**Source data**
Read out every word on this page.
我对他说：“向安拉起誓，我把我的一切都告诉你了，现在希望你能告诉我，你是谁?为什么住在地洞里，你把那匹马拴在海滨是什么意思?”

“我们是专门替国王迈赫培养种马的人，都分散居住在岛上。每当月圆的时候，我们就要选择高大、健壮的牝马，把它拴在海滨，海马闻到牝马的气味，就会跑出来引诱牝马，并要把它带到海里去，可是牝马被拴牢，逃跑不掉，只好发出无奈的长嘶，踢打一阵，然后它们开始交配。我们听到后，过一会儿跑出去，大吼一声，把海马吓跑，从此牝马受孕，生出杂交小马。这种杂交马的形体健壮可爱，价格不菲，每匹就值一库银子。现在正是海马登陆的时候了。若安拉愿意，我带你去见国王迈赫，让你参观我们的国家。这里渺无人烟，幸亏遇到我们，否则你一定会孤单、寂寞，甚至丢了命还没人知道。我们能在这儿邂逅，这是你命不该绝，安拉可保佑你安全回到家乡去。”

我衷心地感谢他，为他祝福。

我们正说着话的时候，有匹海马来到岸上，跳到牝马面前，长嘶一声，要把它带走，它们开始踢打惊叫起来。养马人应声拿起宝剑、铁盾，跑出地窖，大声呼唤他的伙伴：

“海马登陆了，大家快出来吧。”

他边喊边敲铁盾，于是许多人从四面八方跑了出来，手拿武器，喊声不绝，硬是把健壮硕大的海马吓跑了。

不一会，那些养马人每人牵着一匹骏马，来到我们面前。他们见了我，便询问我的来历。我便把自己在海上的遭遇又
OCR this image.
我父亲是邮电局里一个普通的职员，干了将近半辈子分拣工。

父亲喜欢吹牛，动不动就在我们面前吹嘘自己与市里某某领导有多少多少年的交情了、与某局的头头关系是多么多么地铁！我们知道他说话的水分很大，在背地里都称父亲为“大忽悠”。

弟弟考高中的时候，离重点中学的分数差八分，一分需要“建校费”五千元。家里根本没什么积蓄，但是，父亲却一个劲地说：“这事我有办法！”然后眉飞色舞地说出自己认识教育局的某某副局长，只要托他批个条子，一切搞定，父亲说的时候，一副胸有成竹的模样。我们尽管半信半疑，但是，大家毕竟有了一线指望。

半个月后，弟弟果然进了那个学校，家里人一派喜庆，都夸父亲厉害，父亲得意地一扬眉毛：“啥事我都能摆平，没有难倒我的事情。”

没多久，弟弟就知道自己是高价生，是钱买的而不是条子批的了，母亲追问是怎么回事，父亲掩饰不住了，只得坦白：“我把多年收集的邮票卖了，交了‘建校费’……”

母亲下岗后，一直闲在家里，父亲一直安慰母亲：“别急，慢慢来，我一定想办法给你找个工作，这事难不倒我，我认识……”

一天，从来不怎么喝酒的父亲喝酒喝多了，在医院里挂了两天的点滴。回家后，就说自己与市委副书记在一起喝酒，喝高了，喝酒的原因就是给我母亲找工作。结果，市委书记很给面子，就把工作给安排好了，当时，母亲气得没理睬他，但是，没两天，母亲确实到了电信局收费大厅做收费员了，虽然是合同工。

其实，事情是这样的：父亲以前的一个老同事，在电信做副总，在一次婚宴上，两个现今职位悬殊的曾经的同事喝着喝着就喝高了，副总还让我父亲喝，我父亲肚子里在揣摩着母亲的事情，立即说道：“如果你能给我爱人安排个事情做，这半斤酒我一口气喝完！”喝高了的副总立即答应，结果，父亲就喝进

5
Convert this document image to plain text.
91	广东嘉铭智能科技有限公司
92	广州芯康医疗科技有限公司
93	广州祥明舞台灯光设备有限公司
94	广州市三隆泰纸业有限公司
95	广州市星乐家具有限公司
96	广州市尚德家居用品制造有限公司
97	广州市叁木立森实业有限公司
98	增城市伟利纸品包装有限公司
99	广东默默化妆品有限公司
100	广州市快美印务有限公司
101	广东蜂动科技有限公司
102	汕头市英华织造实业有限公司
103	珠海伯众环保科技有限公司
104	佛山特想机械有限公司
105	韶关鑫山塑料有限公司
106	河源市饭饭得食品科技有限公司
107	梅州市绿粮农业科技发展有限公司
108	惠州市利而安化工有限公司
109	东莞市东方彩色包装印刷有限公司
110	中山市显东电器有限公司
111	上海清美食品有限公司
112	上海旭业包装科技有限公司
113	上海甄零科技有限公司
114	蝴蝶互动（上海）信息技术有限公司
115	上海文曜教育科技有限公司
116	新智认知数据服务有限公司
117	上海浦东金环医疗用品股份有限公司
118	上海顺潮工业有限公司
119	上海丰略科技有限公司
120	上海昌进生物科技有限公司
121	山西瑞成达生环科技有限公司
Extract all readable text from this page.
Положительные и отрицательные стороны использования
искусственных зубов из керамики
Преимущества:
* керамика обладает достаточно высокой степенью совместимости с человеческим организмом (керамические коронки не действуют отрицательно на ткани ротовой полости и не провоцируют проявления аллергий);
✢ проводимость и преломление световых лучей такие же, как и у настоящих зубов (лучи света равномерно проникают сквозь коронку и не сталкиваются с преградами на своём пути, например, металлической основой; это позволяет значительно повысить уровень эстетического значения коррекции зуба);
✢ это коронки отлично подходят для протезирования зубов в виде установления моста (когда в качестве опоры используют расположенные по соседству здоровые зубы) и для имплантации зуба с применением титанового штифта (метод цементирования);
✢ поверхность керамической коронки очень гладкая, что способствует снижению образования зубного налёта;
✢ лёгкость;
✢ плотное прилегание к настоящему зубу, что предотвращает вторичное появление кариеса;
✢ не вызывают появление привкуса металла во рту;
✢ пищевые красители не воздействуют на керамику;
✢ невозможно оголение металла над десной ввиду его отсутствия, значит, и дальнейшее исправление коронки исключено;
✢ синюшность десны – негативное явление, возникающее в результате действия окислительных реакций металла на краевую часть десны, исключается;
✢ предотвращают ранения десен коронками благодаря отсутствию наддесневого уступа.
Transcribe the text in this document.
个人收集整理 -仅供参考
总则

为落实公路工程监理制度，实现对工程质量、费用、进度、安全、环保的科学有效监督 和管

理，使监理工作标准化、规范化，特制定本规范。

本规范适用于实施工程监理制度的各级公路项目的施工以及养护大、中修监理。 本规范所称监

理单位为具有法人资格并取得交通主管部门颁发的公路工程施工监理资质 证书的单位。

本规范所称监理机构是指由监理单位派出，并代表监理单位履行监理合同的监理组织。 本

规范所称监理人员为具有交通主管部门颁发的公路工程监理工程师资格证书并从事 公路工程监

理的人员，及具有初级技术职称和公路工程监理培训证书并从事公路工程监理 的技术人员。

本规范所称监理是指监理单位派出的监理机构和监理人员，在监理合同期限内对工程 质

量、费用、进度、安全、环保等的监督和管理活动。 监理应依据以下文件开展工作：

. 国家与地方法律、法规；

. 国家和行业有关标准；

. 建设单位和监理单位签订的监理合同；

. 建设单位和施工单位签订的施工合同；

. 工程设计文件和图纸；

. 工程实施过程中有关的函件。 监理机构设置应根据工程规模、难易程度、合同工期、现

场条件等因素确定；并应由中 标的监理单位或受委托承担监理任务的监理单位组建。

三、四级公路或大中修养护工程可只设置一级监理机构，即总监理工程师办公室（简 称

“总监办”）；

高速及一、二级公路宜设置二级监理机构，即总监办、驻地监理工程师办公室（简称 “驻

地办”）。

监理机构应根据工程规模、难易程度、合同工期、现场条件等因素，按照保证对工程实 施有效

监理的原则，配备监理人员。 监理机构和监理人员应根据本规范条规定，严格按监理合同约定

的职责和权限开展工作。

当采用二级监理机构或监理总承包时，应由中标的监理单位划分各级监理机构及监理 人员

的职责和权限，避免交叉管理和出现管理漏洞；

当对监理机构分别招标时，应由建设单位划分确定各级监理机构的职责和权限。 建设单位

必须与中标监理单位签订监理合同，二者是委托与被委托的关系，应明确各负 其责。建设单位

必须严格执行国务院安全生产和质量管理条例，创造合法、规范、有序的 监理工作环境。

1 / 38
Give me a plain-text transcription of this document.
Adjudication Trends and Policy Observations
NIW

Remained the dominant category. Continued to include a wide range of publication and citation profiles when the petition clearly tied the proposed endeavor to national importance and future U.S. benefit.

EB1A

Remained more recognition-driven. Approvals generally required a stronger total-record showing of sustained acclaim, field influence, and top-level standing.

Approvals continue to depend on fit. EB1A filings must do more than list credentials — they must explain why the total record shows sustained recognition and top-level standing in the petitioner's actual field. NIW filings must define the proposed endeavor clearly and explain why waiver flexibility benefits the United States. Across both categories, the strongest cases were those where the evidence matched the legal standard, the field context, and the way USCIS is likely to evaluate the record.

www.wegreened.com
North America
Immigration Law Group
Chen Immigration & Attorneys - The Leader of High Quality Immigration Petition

**WHAT YOU WILL DO**
Collect each line above holding the string "Remained".

**COMPLETE OUTPUT**
Remained the dominant category. Continued to include a wide range of publication and citation profiles when the petition clearly tied the proposed endeavor to national importance and future U.S. benefit.
Remained more recognition-driven. Approvals generally required a stronger total-record showing of sustained acclaim, field influence, and top-level standing.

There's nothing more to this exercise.